**** DATASET
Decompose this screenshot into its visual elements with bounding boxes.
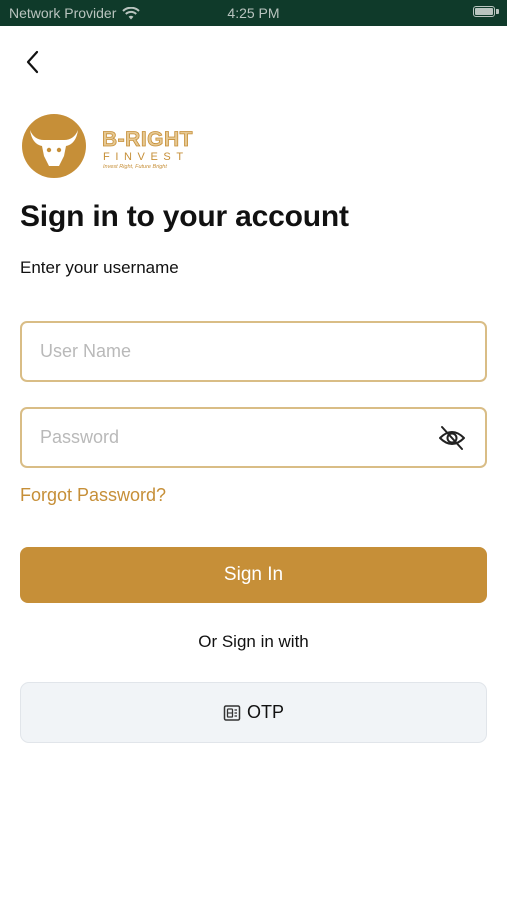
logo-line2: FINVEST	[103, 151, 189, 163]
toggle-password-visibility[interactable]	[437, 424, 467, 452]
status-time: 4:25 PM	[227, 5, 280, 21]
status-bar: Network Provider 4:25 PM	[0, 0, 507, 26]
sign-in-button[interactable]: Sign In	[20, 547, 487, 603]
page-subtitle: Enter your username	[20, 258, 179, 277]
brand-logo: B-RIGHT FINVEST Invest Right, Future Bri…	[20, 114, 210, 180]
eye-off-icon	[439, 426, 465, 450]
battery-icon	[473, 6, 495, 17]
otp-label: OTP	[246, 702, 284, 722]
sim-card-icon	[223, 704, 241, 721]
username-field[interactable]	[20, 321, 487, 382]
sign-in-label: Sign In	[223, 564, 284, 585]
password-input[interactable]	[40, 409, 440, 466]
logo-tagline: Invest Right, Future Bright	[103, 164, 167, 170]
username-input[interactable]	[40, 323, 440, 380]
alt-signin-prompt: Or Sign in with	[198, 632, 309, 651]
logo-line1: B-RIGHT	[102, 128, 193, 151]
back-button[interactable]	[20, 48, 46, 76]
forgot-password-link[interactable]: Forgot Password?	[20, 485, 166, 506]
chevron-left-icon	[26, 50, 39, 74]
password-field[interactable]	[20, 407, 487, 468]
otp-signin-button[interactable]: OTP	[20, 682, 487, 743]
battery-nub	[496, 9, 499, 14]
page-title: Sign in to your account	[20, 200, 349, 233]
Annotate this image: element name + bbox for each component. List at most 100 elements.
********
- **EXERCISE DETAILS**
Retype the material starting at the line that contains "151, 189, 163]" and stopping after the line that contains "323, 440, 380]", with both of those lines included and every line reproduced without change.

- **EXPECTED ANSWER**
logo-line2: FINVEST	[103, 151, 189, 163]
toggle-password-visibility[interactable]	[437, 424, 467, 452]
status-time: 4:25 PM	[227, 5, 280, 21]
status-bar: Network Provider 4:25 PM	[0, 0, 507, 26]
sign-in-button[interactable]: Sign In	[20, 547, 487, 603]
page-subtitle: Enter your username	[20, 258, 179, 277]
brand-logo: B-RIGHT FINVEST Invest Right, Future Bri…	[20, 114, 210, 180]
eye-off-icon	[439, 426, 465, 450]
battery-icon	[473, 6, 495, 17]
otp-label: OTP	[246, 702, 284, 722]
sim-card-icon	[223, 704, 241, 721]
username-field[interactable]	[20, 321, 487, 382]
sign-in-label: Sign In	[223, 564, 284, 585]
password-input[interactable]	[40, 409, 440, 466]
logo-tagline: Invest Right, Future Bright	[103, 164, 167, 170]
username-input[interactable]	[40, 323, 440, 380]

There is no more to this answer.